### Problem statement:
Extract each line of the data below exactly as written.
— begin Material provided —
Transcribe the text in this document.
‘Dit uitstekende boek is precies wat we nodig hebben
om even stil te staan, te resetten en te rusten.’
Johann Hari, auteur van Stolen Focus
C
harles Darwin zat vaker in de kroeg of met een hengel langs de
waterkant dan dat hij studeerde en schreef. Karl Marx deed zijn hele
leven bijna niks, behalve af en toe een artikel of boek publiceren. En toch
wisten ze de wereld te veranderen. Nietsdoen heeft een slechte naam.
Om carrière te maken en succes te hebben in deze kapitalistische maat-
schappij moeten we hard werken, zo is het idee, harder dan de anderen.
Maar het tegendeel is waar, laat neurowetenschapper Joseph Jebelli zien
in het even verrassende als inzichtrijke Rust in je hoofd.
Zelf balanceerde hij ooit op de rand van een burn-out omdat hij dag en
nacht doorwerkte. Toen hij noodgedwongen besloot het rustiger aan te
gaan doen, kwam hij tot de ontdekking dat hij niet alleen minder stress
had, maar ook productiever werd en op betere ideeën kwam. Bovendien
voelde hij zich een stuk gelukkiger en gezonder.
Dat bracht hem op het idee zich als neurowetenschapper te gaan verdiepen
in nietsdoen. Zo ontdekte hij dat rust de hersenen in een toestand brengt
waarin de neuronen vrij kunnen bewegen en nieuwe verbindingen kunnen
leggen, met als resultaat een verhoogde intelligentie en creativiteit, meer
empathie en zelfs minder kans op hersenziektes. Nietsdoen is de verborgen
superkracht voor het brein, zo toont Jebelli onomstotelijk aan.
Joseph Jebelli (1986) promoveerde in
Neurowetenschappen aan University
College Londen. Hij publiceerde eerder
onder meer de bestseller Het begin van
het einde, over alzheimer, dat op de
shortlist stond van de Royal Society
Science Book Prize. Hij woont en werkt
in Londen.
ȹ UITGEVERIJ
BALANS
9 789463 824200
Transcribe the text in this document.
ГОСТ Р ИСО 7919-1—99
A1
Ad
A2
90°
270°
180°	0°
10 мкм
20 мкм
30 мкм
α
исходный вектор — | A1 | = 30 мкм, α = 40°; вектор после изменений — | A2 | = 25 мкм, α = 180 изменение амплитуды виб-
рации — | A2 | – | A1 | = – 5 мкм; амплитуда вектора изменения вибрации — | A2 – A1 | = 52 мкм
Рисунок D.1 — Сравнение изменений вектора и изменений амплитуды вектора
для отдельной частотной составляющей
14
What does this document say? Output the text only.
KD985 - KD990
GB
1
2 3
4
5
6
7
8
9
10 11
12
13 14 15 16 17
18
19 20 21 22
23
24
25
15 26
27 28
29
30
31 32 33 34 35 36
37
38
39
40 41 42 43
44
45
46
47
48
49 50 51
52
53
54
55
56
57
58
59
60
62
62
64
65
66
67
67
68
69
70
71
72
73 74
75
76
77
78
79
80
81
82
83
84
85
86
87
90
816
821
— end Material provided —
### Exercise solution:
Transcribe the text in this document.
‘Dit uitstekende boek is precies wat we nodig hebben
om even stil te staan, te resetten en te rusten.’
Johann Hari, auteur van Stolen Focus
C
harles Darwin zat vaker in de kroeg of met een hengel langs de
waterkant dan dat hij studeerde en schreef. Karl Marx deed zijn hele
leven bijna niks, behalve af en toe een artikel of boek publiceren. En toch
wisten ze de wereld te veranderen. Nietsdoen heeft een slechte naam.
Om carrière te maken en succes te hebben in deze kapitalistische maat-
schappij moeten we hard werken, zo is het idee, harder dan de anderen.
Maar het tegendeel is waar, laat neurowetenschapper Joseph Jebelli zien
in het even verrassende als inzichtrijke Rust in je hoofd.
Zelf balanceerde hij ooit op de rand van een burn-out omdat hij dag en
nacht doorwerkte. Toen hij noodgedwongen besloot het rustiger aan te
gaan doen, kwam hij tot de ontdekking dat hij niet alleen minder stress
had, maar ook productiever werd en op betere ideeën kwam. Bovendien
voelde hij zich een stuk gelukkiger en gezonder.
Dat bracht hem op het idee zich als neurowetenschapper te gaan verdiepen
in nietsdoen. Zo ontdekte hij dat rust de hersenen in een toestand brengt
waarin de neuronen vrij kunnen bewegen en nieuwe verbindingen kunnen
leggen, met als resultaat een verhoogde intelligentie en creativiteit, meer
empathie en zelfs minder kans op hersenziektes. Nietsdoen is de verborgen
superkracht voor het brein, zo toont Jebelli onomstotelijk aan.
Joseph Jebelli (1986) promoveerde in
Neurowetenschappen aan University
College Londen. Hij publiceerde eerder
onder meer de bestseller Het begin van
het einde, over alzheimer, dat op de
shortlist stond van de Royal Society
Science Book Prize. Hij woont en werkt
in Londen.
ȹ UITGEVERIJ
BALANS
9 789463 824200
Transcribe the text in this document.
ГОСТ Р ИСО 7919-1—99
A1
Ad
A2
90°
270°
180°	0°
10 мкм
20 мкм
30 мкм
α
исходный вектор — | A1 | = 30 мкм, α = 40°; вектор после изменений — | A2 | = 25 мкм, α = 180 изменение амплитуды виб-
рации — | A2 | – | A1 | = – 5 мкм; амплитуда вектора изменения вибрации — | A2 – A1 | = 52 мкм
Рисунок D.1 — Сравнение изменений вектора и изменений амплитуды вектора
для отдельной частотной составляющей
14
What does this document say? Output the text only.
KD985 - KD990
GB
1
2 3
4
5
6
7
8
9
10 11
12
13 14 15 16 17
18
19 20 21 22
23
24
25
15 26
27 28
29
30
31 32 33 34 35 36
37
38
39
40 41 42 43
44
45
46
47
48
49 50 51
52
53
54
55
56
57
58
59
60
62
62
64
65
66
67
67
68
69
70
71
72
73 74
75
76
77
78
79
80
81
82
83
84
85
86
87
90
816
821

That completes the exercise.